Dataset entries
┄┄┄┄┄┄

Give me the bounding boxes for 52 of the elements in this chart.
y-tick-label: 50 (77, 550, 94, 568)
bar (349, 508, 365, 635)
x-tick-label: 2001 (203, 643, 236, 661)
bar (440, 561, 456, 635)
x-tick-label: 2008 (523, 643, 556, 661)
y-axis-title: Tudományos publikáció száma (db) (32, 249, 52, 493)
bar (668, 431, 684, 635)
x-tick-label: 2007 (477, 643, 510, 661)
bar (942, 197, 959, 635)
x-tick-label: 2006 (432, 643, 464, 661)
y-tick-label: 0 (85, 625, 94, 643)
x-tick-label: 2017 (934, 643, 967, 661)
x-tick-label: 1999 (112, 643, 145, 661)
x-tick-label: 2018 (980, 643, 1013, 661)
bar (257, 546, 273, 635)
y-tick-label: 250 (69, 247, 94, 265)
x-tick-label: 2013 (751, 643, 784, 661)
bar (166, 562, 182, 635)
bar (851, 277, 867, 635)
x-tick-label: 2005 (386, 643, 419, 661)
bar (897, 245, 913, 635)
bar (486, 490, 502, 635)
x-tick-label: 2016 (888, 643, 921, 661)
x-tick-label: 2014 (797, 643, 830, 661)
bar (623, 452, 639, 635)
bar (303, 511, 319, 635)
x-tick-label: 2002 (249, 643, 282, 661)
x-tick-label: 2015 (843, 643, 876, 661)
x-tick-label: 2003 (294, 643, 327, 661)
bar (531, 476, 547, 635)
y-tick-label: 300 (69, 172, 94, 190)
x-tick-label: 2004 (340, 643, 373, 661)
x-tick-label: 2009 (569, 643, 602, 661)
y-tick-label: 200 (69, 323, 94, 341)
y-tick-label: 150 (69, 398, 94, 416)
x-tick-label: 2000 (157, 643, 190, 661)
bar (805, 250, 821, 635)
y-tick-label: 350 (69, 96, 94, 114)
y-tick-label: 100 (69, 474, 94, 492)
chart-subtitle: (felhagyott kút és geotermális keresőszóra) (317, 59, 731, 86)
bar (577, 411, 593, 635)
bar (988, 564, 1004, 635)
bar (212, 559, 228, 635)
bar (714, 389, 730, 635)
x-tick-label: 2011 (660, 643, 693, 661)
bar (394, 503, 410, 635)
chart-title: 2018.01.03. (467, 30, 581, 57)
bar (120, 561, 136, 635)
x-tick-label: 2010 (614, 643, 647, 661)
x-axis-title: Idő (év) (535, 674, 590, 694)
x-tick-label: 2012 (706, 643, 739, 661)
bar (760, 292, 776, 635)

┄┄┄┄┄┄

YOUR GOAL
Present every line of the records above as a numbered list, leaving out any blank lines.

TASK RESULT
1. Give me the bounding boxes for 52 of the elements in this chart.
2. y-tick-label: 50 (77, 550, 94, 568)
3. bar (349, 508, 365, 635)
4. x-tick-label: 2001 (203, 643, 236, 661)
5. bar (440, 561, 456, 635)
6. x-tick-label: 2008 (523, 643, 556, 661)
7. y-axis-title: Tudományos publikáció száma (db) (32, 249, 52, 493)
8. bar (668, 431, 684, 635)
9. x-tick-label: 2007 (477, 643, 510, 661)
10. bar (942, 197, 959, 635)
11. x-tick-label: 2006 (432, 643, 464, 661)
12. y-tick-label: 0 (85, 625, 94, 643)
13. x-tick-label: 2017 (934, 643, 967, 661)
14. x-tick-label: 1999 (112, 643, 145, 661)
15. x-tick-label: 2018 (980, 643, 1013, 661)
16. bar (257, 546, 273, 635)
17. y-tick-label: 250 (69, 247, 94, 265)
18. x-tick-label: 2013 (751, 643, 784, 661)
19. bar (166, 562, 182, 635)
20. bar (851, 277, 867, 635)
21. x-tick-label: 2005 (386, 643, 419, 661)
22. bar (897, 245, 913, 635)
23. bar (486, 490, 502, 635)
24. x-tick-label: 2016 (888, 643, 921, 661)
25. x-tick-label: 2014 (797, 643, 830, 661)
26. bar (623, 452, 639, 635)
27. bar (303, 511, 319, 635)
28. x-tick-label: 2002 (249, 643, 282, 661)
29. x-tick-label: 2015 (843, 643, 876, 661)
30. x-tick-label: 2003 (294, 643, 327, 661)
31. bar (531, 476, 547, 635)
32. y-tick-label: 300 (69, 172, 94, 190)
33. x-tick-label: 2004 (340, 643, 373, 661)
34. x-tick-label: 2009 (569, 643, 602, 661)
35. y-tick-label: 200 (69, 323, 94, 341)
36. y-tick-label: 150 (69, 398, 94, 416)
37. x-tick-label: 2000 (157, 643, 190, 661)
38. bar (805, 250, 821, 635)
39. y-tick-label: 350 (69, 96, 94, 114)
40. y-tick-label: 100 (69, 474, 94, 492)
41. chart-subtitle: (felhagyott kút és geotermális keresőszóra) (317, 59, 731, 86)
42. bar (577, 411, 593, 635)
43. bar (988, 564, 1004, 635)
44. bar (212, 559, 228, 635)
45. bar (714, 389, 730, 635)
46. x-tick-label: 2011 (660, 643, 693, 661)
47. bar (394, 503, 410, 635)
48. chart-title: 2018.01.03. (467, 30, 581, 57)
49. bar (120, 561, 136, 635)
50. x-tick-label: 2010 (614, 643, 647, 661)
51. x-axis-title: Idő (év) (535, 674, 590, 694)
52. x-tick-label: 2012 (706, 643, 739, 661)
53. bar (760, 292, 776, 635)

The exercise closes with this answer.